§ Written exercise
Below are the records. List every line holding the word "Global".

Records about charts and figures
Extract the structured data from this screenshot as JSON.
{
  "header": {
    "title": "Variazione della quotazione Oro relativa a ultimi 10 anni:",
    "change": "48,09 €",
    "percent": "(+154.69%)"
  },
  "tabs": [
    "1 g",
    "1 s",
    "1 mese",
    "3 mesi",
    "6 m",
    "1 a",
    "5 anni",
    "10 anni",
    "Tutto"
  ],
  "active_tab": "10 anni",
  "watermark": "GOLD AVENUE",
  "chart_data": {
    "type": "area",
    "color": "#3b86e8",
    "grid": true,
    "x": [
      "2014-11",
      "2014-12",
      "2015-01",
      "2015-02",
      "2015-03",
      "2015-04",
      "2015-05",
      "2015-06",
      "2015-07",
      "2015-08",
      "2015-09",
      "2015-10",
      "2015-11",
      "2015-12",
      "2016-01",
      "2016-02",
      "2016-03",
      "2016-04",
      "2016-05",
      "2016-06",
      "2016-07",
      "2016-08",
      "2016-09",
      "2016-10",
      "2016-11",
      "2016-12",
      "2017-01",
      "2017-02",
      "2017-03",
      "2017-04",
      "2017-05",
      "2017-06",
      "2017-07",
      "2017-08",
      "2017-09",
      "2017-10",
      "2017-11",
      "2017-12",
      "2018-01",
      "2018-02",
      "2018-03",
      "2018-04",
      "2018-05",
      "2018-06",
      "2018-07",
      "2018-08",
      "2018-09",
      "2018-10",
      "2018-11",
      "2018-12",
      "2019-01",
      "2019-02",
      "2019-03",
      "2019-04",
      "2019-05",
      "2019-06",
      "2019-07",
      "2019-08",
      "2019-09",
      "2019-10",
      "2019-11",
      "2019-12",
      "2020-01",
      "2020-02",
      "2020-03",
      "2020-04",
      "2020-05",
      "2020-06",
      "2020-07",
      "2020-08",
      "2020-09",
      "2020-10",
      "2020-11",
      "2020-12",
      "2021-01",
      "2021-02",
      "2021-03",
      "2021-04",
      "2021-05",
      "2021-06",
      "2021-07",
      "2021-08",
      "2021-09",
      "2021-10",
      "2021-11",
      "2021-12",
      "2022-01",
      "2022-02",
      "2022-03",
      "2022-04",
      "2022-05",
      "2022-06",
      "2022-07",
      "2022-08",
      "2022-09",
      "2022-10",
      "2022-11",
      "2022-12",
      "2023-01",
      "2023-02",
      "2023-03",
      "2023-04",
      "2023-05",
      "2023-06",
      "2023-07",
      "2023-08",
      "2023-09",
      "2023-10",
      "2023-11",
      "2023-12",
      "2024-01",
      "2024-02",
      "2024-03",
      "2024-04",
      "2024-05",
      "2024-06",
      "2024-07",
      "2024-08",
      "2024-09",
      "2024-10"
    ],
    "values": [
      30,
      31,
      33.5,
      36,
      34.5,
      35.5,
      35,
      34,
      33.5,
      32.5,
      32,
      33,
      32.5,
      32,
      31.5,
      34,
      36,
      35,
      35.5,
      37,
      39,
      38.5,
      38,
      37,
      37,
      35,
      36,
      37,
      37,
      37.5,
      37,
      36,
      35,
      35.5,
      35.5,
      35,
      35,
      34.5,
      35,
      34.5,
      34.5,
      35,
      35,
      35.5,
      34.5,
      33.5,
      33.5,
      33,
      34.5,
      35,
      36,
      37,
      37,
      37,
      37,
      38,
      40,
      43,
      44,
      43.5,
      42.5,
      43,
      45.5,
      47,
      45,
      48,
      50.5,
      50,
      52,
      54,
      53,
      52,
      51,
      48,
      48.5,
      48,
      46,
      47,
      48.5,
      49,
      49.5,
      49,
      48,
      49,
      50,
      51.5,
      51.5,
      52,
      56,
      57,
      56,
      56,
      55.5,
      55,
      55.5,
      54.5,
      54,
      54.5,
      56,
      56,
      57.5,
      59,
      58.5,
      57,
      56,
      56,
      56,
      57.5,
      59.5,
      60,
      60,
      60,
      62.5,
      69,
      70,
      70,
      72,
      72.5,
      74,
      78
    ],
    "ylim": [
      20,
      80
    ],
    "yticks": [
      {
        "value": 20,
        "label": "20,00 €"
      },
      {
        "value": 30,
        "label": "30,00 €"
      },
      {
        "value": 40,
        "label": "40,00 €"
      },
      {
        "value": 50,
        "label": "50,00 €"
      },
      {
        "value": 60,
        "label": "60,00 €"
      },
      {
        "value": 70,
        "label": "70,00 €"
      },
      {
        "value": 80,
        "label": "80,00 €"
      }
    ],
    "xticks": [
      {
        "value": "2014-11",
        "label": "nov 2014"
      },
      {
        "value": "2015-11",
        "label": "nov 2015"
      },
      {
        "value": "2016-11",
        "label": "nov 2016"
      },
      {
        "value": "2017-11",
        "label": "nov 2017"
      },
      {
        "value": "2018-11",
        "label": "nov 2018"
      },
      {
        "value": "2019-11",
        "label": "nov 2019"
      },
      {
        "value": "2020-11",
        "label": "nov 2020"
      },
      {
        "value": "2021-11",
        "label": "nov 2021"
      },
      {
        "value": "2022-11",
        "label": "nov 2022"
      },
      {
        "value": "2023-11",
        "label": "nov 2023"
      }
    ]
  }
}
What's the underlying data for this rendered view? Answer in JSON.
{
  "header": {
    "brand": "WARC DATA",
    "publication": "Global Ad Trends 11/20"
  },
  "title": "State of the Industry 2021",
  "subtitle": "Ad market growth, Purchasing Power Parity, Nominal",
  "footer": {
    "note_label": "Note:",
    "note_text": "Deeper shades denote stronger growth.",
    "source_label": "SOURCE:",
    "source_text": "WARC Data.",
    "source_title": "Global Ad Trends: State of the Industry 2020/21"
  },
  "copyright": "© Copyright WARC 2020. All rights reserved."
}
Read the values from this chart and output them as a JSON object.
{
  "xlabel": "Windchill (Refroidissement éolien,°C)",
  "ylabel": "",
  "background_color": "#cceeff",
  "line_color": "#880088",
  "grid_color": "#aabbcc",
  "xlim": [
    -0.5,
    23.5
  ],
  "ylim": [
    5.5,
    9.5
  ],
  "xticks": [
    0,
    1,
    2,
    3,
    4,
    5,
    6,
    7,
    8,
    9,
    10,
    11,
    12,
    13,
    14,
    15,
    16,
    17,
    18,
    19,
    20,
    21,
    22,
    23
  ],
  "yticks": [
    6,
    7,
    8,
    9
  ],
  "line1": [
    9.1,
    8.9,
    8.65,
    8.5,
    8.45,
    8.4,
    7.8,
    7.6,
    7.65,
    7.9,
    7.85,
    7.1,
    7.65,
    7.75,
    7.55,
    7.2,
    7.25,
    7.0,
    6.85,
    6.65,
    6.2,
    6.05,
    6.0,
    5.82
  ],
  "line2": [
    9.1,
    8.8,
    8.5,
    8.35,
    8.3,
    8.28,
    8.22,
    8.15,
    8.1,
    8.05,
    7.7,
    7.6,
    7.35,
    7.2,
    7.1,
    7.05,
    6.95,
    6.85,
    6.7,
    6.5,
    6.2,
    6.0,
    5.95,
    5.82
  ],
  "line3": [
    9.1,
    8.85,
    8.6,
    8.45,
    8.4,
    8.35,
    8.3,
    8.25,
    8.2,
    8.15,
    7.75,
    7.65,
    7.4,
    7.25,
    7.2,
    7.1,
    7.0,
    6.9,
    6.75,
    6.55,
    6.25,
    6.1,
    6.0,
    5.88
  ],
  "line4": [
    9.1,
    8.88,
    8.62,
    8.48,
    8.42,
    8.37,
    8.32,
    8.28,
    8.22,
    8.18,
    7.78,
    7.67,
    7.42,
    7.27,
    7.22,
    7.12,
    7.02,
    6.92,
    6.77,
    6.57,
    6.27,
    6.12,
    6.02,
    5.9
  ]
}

§ Output
    "publication": "Global Ad Trends 11/20"
    "source_title": "Global Ad Trends: State of the Industry 2020/21"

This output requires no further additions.